▸ Aim:
Take down each entry exactly as written.

Saved data entries:
☆ ☆ ☆ ☆ ☆ ☆ ☆
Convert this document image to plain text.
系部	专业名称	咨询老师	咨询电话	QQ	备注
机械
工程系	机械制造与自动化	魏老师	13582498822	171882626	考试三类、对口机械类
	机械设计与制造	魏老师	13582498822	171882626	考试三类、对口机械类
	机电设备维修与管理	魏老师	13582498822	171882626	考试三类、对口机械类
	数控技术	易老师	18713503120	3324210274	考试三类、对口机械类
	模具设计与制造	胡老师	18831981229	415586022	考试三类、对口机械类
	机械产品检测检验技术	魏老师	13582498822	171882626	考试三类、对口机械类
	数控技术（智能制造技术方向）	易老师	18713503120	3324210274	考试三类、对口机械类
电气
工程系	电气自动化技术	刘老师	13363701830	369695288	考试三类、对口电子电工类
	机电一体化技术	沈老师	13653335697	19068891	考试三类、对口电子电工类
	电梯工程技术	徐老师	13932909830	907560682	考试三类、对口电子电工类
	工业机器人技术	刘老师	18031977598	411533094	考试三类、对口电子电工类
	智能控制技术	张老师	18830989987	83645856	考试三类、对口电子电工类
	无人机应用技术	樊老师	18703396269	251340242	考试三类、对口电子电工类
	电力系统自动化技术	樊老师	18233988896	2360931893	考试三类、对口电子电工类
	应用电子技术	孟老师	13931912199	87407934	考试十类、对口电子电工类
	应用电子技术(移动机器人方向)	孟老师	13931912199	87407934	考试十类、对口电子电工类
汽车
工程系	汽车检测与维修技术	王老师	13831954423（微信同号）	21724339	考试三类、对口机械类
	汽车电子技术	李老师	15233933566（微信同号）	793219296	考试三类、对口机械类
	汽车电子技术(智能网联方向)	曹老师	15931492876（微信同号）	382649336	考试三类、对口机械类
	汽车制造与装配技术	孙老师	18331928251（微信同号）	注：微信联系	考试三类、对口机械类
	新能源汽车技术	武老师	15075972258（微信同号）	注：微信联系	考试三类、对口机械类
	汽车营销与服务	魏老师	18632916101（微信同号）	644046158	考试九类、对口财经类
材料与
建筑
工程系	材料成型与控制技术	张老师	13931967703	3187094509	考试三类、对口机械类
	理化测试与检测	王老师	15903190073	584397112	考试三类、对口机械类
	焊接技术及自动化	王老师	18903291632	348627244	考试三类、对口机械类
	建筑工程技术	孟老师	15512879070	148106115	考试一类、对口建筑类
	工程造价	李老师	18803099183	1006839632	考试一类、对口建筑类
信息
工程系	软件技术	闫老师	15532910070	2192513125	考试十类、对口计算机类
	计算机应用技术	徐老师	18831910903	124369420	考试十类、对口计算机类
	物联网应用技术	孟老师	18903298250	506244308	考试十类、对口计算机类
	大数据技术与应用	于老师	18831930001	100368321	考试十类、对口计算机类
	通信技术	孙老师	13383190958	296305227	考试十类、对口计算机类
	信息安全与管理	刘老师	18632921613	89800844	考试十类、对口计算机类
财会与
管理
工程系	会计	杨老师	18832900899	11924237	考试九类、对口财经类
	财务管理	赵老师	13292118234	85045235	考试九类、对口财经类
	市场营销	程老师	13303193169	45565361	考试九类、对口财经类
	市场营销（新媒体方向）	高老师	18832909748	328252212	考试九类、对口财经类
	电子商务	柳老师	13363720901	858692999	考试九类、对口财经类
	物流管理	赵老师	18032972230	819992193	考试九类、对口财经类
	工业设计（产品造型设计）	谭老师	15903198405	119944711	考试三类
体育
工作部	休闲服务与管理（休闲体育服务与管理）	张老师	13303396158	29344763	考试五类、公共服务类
☆ ☆ ☆ ☆ ☆ ☆ ☆
▸ Written response:
Convert this document image to plain text.
系部	专业名称	咨询老师	咨询电话	QQ	备注
机械
工程系	机械制造与自动化	魏老师	13582498822	171882626	考试三类、对口机械类
	机械设计与制造	魏老师	13582498822	171882626	考试三类、对口机械类
	机电设备维修与管理	魏老师	13582498822	171882626	考试三类、对口机械类
	数控技术	易老师	18713503120	3324210274	考试三类、对口机械类
	模具设计与制造	胡老师	18831981229	415586022	考试三类、对口机械类
	机械产品检测检验技术	魏老师	13582498822	171882626	考试三类、对口机械类
	数控技术（智能制造技术方向）	易老师	18713503120	3324210274	考试三类、对口机械类
电气
工程系	电气自动化技术	刘老师	13363701830	369695288	考试三类、对口电子电工类
	机电一体化技术	沈老师	13653335697	19068891	考试三类、对口电子电工类
	电梯工程技术	徐老师	13932909830	907560682	考试三类、对口电子电工类
	工业机器人技术	刘老师	18031977598	411533094	考试三类、对口电子电工类
	智能控制技术	张老师	18830989987	83645856	考试三类、对口电子电工类
	无人机应用技术	樊老师	18703396269	251340242	考试三类、对口电子电工类
	电力系统自动化技术	樊老师	18233988896	2360931893	考试三类、对口电子电工类
	应用电子技术	孟老师	13931912199	87407934	考试十类、对口电子电工类
	应用电子技术(移动机器人方向)	孟老师	13931912199	87407934	考试十类、对口电子电工类
汽车
工程系	汽车检测与维修技术	王老师	13831954423（微信同号）	21724339	考试三类、对口机械类
	汽车电子技术	李老师	15233933566（微信同号）	793219296	考试三类、对口机械类
	汽车电子技术(智能网联方向)	曹老师	15931492876（微信同号）	382649336	考试三类、对口机械类
	汽车制造与装配技术	孙老师	18331928251（微信同号）	注：微信联系	考试三类、对口机械类
	新能源汽车技术	武老师	15075972258（微信同号）	注：微信联系	考试三类、对口机械类
	汽车营销与服务	魏老师	18632916101（微信同号）	644046158	考试九类、对口财经类
材料与
建筑
工程系	材料成型与控制技术	张老师	13931967703	3187094509	考试三类、对口机械类
	理化测试与检测	王老师	15903190073	584397112	考试三类、对口机械类
	焊接技术及自动化	王老师	18903291632	348627244	考试三类、对口机械类
	建筑工程技术	孟老师	15512879070	148106115	考试一类、对口建筑类
	工程造价	李老师	18803099183	1006839632	考试一类、对口建筑类
信息
工程系	软件技术	闫老师	15532910070	2192513125	考试十类、对口计算机类
	计算机应用技术	徐老师	18831910903	124369420	考试十类、对口计算机类
	物联网应用技术	孟老师	18903298250	506244308	考试十类、对口计算机类
	大数据技术与应用	于老师	18831930001	100368321	考试十类、对口计算机类
	通信技术	孙老师	13383190958	296305227	考试十类、对口计算机类
	信息安全与管理	刘老师	18632921613	89800844	考试十类、对口计算机类
财会与
管理
工程系	会计	杨老师	18832900899	11924237	考试九类、对口财经类
	财务管理	赵老师	13292118234	85045235	考试九类、对口财经类
	市场营销	程老师	13303193169	45565361	考试九类、对口财经类
	市场营销（新媒体方向）	高老师	18832909748	328252212	考试九类、对口财经类
	电子商务	柳老师	13363720901	858692999	考试九类、对口财经类
	物流管理	赵老师	18032972230	819992193	考试九类、对口财经类
	工业设计（产品造型设计）	谭老师	15903198405	119944711	考试三类
体育
工作部	休闲服务与管理（休闲体育服务与管理）	张老师	13303396158	29344763	考试五类、公共服务类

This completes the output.